Content starts

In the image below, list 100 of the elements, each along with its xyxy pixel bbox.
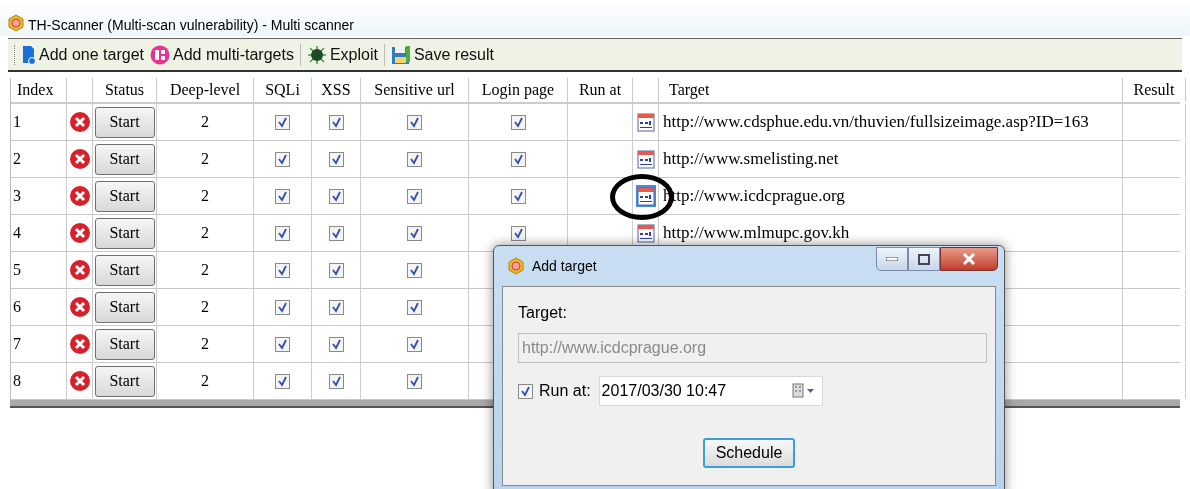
column-header: Target	[669, 80, 710, 101]
checkbox[interactable]	[407, 336, 422, 352]
table-cell-text: http://www.smelisting.net	[663, 148, 839, 171]
checkbox[interactable]	[328, 299, 344, 315]
start-button[interactable]: Start	[94, 180, 155, 212]
checkbox[interactable]	[275, 336, 290, 352]
checkbox[interactable]	[518, 383, 533, 399]
close-icon	[962, 253, 976, 265]
checkbox[interactable]	[407, 114, 422, 130]
table-cell-text: 1	[13, 112, 21, 132]
toolbar-button[interactable]: Exploit	[306, 44, 378, 65]
checkbox[interactable]	[510, 188, 526, 204]
checkbox[interactable]	[275, 373, 290, 389]
checkbox[interactable]	[328, 225, 344, 241]
minimize-icon	[886, 257, 898, 261]
table-cell-text: http://www.cdsphue.edu.vn/thuvien/fullsizeimage.asp?ID=163	[663, 111, 1089, 134]
toolbar-button[interactable]: Add one target	[22, 44, 144, 65]
column-header: Deep-level	[169, 80, 241, 101]
checkbox[interactable]	[275, 188, 290, 204]
table-cell-text: 8	[13, 371, 21, 391]
column-header: Run at	[578, 80, 622, 100]
start-button[interactable]: Start	[94, 217, 155, 249]
floppy-icon	[390, 44, 411, 65]
column-header: SQLi	[265, 80, 300, 100]
app-logo-icon	[8, 14, 24, 32]
window-title: TH-Scanner (Multi-scan vulnerability) - Multi scanner	[28, 18, 354, 32]
start-button[interactable]: Start	[94, 254, 155, 286]
column-header: Login page	[481, 80, 555, 101]
close-button[interactable]	[940, 247, 998, 271]
table-cell-text: 2	[201, 186, 209, 206]
table-cell-text: 2	[201, 112, 209, 132]
maximize-icon	[918, 253, 930, 265]
checkbox[interactable]	[407, 188, 422, 204]
table-cell-text: 3	[13, 186, 21, 206]
checkbox[interactable]	[328, 151, 344, 167]
checkbox[interactable]	[328, 114, 344, 130]
error-icon	[68, 148, 91, 170]
table-cell-text: 4	[13, 223, 21, 243]
error-icon	[68, 259, 91, 281]
checkbox[interactable]	[510, 114, 526, 130]
table-cell-text: 2	[201, 297, 209, 317]
checkbox[interactable]	[275, 114, 290, 130]
table-cell-text: 2	[201, 149, 209, 169]
table-cell-text: 5	[13, 260, 21, 280]
table-cell-text: 6	[13, 297, 21, 317]
calendar-dropdown-icon[interactable]	[791, 383, 816, 399]
table-cell-text: 2	[201, 334, 209, 354]
calendar-icon[interactable]	[635, 111, 656, 133]
calendar-icon[interactable]	[635, 222, 656, 244]
checkbox[interactable]	[407, 151, 422, 167]
column-header: Index	[17, 80, 54, 100]
error-icon	[68, 370, 91, 392]
error-icon	[68, 185, 91, 207]
toolbar-button[interactable]: Add multi-targets	[149, 44, 294, 65]
document-icon	[22, 44, 36, 65]
calendar-icon[interactable]	[635, 185, 656, 207]
virus-icon	[306, 44, 327, 65]
target-label: Target:	[518, 303, 568, 323]
start-button[interactable]: Start	[94, 328, 155, 360]
table-cell-text: 7	[13, 334, 21, 354]
checkbox[interactable]	[407, 262, 422, 278]
grid-icon	[149, 44, 170, 65]
start-button[interactable]: Start	[94, 365, 155, 397]
error-icon	[68, 333, 91, 355]
checkbox[interactable]	[275, 225, 290, 241]
checkbox[interactable]	[275, 151, 290, 167]
error-icon	[68, 111, 91, 133]
table-cell-text: http://www.mlmupc.gov.kh	[663, 222, 850, 245]
dialog-title: Add target	[532, 256, 597, 276]
checkbox[interactable]	[328, 262, 344, 278]
schedule-button[interactable]: Schedule	[703, 438, 795, 468]
run-at-label: Run at:	[539, 381, 591, 401]
column-header: XSS	[321, 80, 351, 100]
table-cell-text: 2	[13, 149, 21, 169]
table-cell-text: 2	[201, 223, 209, 243]
calendar-icon[interactable]	[635, 148, 656, 170]
column-header: Sensitive url	[374, 80, 455, 100]
checkbox[interactable]	[328, 373, 344, 389]
maximize-button[interactable]	[908, 247, 940, 271]
error-icon	[68, 296, 91, 318]
date-field[interactable]: 2017/03/30 10:47	[598, 376, 823, 406]
checkbox[interactable]	[407, 373, 422, 389]
column-header: Result	[1133, 80, 1175, 100]
checkbox[interactable]	[510, 225, 526, 241]
app-logo-icon	[508, 257, 524, 275]
start-button[interactable]: Start	[94, 106, 155, 138]
start-button[interactable]: Start	[94, 291, 155, 323]
checkbox[interactable]	[510, 151, 526, 167]
checkbox[interactable]	[275, 299, 290, 315]
table-cell-text: 2	[201, 371, 209, 391]
checkbox[interactable]	[328, 188, 344, 204]
table-cell-text: 2	[201, 260, 209, 280]
checkbox[interactable]	[328, 336, 344, 352]
start-button[interactable]: Start	[94, 143, 155, 175]
toolbar-button[interactable]: Save result	[390, 44, 494, 65]
checkbox[interactable]	[407, 225, 422, 241]
column-header: Status	[104, 80, 145, 100]
error-icon	[68, 222, 91, 244]
checkbox[interactable]	[275, 262, 290, 278]
checkbox[interactable]	[407, 299, 422, 315]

Content ends

Scan the entries above for the string "calendar" and copy each line containing it.

calendar-dropdown-icon[interactable]	[791, 383, 816, 399]
calendar-icon[interactable]	[635, 111, 656, 133]
calendar-icon[interactable]	[635, 222, 656, 244]
calendar-icon[interactable]	[635, 185, 656, 207]
calendar-icon[interactable]	[635, 148, 656, 170]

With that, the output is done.